SUPPLIED DATA:
○ ○ ○ ○ ○

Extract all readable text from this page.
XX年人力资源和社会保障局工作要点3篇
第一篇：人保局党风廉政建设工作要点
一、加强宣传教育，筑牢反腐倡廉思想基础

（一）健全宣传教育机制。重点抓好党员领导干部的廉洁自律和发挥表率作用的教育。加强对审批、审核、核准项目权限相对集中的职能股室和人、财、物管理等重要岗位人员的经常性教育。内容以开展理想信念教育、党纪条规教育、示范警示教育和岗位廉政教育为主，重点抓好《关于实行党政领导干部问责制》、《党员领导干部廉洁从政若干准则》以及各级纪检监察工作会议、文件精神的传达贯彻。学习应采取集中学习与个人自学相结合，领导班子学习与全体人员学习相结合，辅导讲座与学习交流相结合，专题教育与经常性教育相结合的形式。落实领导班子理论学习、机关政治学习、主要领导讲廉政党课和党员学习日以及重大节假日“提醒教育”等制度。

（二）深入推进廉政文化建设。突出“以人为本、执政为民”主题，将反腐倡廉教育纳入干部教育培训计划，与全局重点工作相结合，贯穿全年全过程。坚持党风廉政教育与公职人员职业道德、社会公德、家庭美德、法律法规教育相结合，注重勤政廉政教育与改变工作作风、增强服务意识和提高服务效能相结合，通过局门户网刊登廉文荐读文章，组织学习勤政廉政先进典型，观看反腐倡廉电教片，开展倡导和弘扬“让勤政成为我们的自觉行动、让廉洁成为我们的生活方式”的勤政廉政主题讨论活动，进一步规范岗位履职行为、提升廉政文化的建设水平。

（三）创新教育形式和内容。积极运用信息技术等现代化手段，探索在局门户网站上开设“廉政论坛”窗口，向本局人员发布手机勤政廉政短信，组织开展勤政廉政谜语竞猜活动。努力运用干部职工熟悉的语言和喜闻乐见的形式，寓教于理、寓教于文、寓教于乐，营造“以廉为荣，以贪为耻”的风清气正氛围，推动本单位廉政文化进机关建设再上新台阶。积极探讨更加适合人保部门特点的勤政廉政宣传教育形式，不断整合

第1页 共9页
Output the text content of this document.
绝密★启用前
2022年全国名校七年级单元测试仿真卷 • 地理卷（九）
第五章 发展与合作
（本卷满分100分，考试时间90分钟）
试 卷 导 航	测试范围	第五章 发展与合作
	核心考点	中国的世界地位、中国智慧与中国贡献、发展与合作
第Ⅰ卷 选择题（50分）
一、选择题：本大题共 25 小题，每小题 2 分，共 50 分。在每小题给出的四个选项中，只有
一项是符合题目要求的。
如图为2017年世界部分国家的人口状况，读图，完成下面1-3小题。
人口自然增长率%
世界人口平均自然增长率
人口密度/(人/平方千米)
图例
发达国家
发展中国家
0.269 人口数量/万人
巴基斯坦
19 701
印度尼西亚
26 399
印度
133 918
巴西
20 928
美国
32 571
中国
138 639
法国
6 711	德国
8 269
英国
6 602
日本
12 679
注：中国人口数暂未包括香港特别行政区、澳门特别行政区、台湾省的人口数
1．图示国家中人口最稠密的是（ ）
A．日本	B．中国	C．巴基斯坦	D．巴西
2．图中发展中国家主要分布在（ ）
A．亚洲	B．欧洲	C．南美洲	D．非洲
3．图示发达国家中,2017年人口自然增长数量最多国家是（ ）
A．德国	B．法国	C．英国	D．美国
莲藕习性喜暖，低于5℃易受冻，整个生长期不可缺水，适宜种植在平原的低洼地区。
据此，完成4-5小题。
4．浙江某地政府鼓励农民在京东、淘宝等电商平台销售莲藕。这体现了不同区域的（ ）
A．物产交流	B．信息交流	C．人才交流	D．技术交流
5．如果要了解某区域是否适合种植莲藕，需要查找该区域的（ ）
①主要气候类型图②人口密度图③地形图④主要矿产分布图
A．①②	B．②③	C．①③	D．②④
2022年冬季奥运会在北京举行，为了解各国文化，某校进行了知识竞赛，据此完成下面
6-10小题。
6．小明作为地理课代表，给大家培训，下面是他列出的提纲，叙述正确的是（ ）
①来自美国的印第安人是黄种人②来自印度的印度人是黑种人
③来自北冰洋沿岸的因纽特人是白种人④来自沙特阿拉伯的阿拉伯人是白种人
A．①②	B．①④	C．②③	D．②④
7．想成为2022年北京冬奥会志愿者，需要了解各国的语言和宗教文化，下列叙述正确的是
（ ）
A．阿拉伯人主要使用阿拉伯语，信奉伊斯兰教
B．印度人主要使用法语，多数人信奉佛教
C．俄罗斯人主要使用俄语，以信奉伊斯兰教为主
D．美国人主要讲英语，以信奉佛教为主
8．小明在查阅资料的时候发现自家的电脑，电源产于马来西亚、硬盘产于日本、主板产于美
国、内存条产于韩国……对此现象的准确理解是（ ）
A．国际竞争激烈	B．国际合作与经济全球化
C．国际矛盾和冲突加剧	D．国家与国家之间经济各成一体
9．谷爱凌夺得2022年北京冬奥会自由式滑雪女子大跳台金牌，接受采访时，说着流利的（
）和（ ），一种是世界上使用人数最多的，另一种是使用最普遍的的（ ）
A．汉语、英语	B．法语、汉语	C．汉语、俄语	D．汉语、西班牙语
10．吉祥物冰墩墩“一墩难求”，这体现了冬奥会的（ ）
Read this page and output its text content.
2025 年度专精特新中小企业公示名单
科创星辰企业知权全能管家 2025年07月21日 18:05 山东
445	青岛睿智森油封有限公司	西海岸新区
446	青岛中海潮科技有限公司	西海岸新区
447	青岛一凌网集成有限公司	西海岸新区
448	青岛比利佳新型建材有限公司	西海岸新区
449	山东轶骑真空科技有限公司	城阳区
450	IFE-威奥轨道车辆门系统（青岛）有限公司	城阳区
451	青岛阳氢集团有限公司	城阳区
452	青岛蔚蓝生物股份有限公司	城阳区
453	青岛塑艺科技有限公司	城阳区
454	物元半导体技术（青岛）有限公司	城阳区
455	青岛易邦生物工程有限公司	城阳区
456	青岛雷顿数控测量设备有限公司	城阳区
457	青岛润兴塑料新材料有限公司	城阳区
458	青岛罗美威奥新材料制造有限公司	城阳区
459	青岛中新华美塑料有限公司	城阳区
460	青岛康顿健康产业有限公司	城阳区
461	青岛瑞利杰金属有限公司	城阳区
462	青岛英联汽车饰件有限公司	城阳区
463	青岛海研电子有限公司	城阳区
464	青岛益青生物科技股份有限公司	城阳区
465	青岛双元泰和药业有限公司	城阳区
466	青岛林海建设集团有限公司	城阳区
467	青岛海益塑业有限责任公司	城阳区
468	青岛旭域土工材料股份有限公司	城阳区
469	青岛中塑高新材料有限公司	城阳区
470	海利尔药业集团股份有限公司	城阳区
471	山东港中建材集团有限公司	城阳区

○ ○ ○ ○ ○

SET TASK: Retype the records in full. Keep every line identical to the original.

RIGHT ANSWER:
Extract all readable text from this page.
XX年人力资源和社会保障局工作要点3篇
第一篇：人保局党风廉政建设工作要点
一、加强宣传教育，筑牢反腐倡廉思想基础

（一）健全宣传教育机制。重点抓好党员领导干部的廉洁自律和发挥表率作用的教育。加强对审批、审核、核准项目权限相对集中的职能股室和人、财、物管理等重要岗位人员的经常性教育。内容以开展理想信念教育、党纪条规教育、示范警示教育和岗位廉政教育为主，重点抓好《关于实行党政领导干部问责制》、《党员领导干部廉洁从政若干准则》以及各级纪检监察工作会议、文件精神的传达贯彻。学习应采取集中学习与个人自学相结合，领导班子学习与全体人员学习相结合，辅导讲座与学习交流相结合，专题教育与经常性教育相结合的形式。落实领导班子理论学习、机关政治学习、主要领导讲廉政党课和党员学习日以及重大节假日“提醒教育”等制度。

（二）深入推进廉政文化建设。突出“以人为本、执政为民”主题，将反腐倡廉教育纳入干部教育培训计划，与全局重点工作相结合，贯穿全年全过程。坚持党风廉政教育与公职人员职业道德、社会公德、家庭美德、法律法规教育相结合，注重勤政廉政教育与改变工作作风、增强服务意识和提高服务效能相结合，通过局门户网刊登廉文荐读文章，组织学习勤政廉政先进典型，观看反腐倡廉电教片，开展倡导和弘扬“让勤政成为我们的自觉行动、让廉洁成为我们的生活方式”的勤政廉政主题讨论活动，进一步规范岗位履职行为、提升廉政文化的建设水平。

（三）创新教育形式和内容。积极运用信息技术等现代化手段，探索在局门户网站上开设“廉政论坛”窗口，向本局人员发布手机勤政廉政短信，组织开展勤政廉政谜语竞猜活动。努力运用干部职工熟悉的语言和喜闻乐见的形式，寓教于理、寓教于文、寓教于乐，营造“以廉为荣，以贪为耻”的风清气正氛围，推动本单位廉政文化进机关建设再上新台阶。积极探讨更加适合人保部门特点的勤政廉政宣传教育形式，不断整合

第1页 共9页
Output the text content of this document.
绝密★启用前
2022年全国名校七年级单元测试仿真卷 • 地理卷（九）
第五章 发展与合作
（本卷满分100分，考试时间90分钟）
试 卷 导 航	测试范围	第五章 发展与合作
	核心考点	中国的世界地位、中国智慧与中国贡献、发展与合作
第Ⅰ卷 选择题（50分）
一、选择题：本大题共 25 小题，每小题 2 分，共 50 分。在每小题给出的四个选项中，只有
一项是符合题目要求的。
如图为2017年世界部分国家的人口状况，读图，完成下面1-3小题。
人口自然增长率%
世界人口平均自然增长率
人口密度/(人/平方千米)
图例
发达国家
发展中国家
0.269 人口数量/万人
巴基斯坦
19 701
印度尼西亚
26 399
印度
133 918
巴西
20 928
美国
32 571
中国
138 639
法国
6 711	德国
8 269
英国
6 602
日本
12 679
注：中国人口数暂未包括香港特别行政区、澳门特别行政区、台湾省的人口数
1．图示国家中人口最稠密的是（ ）
A．日本	B．中国	C．巴基斯坦	D．巴西
2．图中发展中国家主要分布在（ ）
A．亚洲	B．欧洲	C．南美洲	D．非洲
3．图示发达国家中,2017年人口自然增长数量最多国家是（ ）
A．德国	B．法国	C．英国	D．美国
莲藕习性喜暖，低于5℃易受冻，整个生长期不可缺水，适宜种植在平原的低洼地区。
据此，完成4-5小题。
4．浙江某地政府鼓励农民在京东、淘宝等电商平台销售莲藕。这体现了不同区域的（ ）
A．物产交流	B．信息交流	C．人才交流	D．技术交流
5．如果要了解某区域是否适合种植莲藕，需要查找该区域的（ ）
①主要气候类型图②人口密度图③地形图④主要矿产分布图
A．①②	B．②③	C．①③	D．②④
2022年冬季奥运会在北京举行，为了解各国文化，某校进行了知识竞赛，据此完成下面
6-10小题。
6．小明作为地理课代表，给大家培训，下面是他列出的提纲，叙述正确的是（ ）
①来自美国的印第安人是黄种人②来自印度的印度人是黑种人
③来自北冰洋沿岸的因纽特人是白种人④来自沙特阿拉伯的阿拉伯人是白种人
A．①②	B．①④	C．②③	D．②④
7．想成为2022年北京冬奥会志愿者，需要了解各国的语言和宗教文化，下列叙述正确的是
（ ）
A．阿拉伯人主要使用阿拉伯语，信奉伊斯兰教
B．印度人主要使用法语，多数人信奉佛教
C．俄罗斯人主要使用俄语，以信奉伊斯兰教为主
D．美国人主要讲英语，以信奉佛教为主
8．小明在查阅资料的时候发现自家的电脑，电源产于马来西亚、硬盘产于日本、主板产于美
国、内存条产于韩国……对此现象的准确理解是（ ）
A．国际竞争激烈	B．国际合作与经济全球化
C．国际矛盾和冲突加剧	D．国家与国家之间经济各成一体
9．谷爱凌夺得2022年北京冬奥会自由式滑雪女子大跳台金牌，接受采访时，说着流利的（
）和（ ），一种是世界上使用人数最多的，另一种是使用最普遍的的（ ）
A．汉语、英语	B．法语、汉语	C．汉语、俄语	D．汉语、西班牙语
10．吉祥物冰墩墩“一墩难求”，这体现了冬奥会的（ ）
Read this page and output its text content.
2025 年度专精特新中小企业公示名单
科创星辰企业知权全能管家 2025年07月21日 18:05 山东
445	青岛睿智森油封有限公司	西海岸新区
446	青岛中海潮科技有限公司	西海岸新区
447	青岛一凌网集成有限公司	西海岸新区
448	青岛比利佳新型建材有限公司	西海岸新区
449	山东轶骑真空科技有限公司	城阳区
450	IFE-威奥轨道车辆门系统（青岛）有限公司	城阳区
451	青岛阳氢集团有限公司	城阳区
452	青岛蔚蓝生物股份有限公司	城阳区
453	青岛塑艺科技有限公司	城阳区
454	物元半导体技术（青岛）有限公司	城阳区
455	青岛易邦生物工程有限公司	城阳区
456	青岛雷顿数控测量设备有限公司	城阳区
457	青岛润兴塑料新材料有限公司	城阳区
458	青岛罗美威奥新材料制造有限公司	城阳区
459	青岛中新华美塑料有限公司	城阳区
460	青岛康顿健康产业有限公司	城阳区
461	青岛瑞利杰金属有限公司	城阳区
462	青岛英联汽车饰件有限公司	城阳区
463	青岛海研电子有限公司	城阳区
464	青岛益青生物科技股份有限公司	城阳区
465	青岛双元泰和药业有限公司	城阳区
466	青岛林海建设集团有限公司	城阳区
467	青岛海益塑业有限责任公司	城阳区
468	青岛旭域土工材料股份有限公司	城阳区
469	青岛中塑高新材料有限公司	城阳区
470	海利尔药业集团股份有限公司	城阳区
471	山东港中建材集团有限公司	城阳区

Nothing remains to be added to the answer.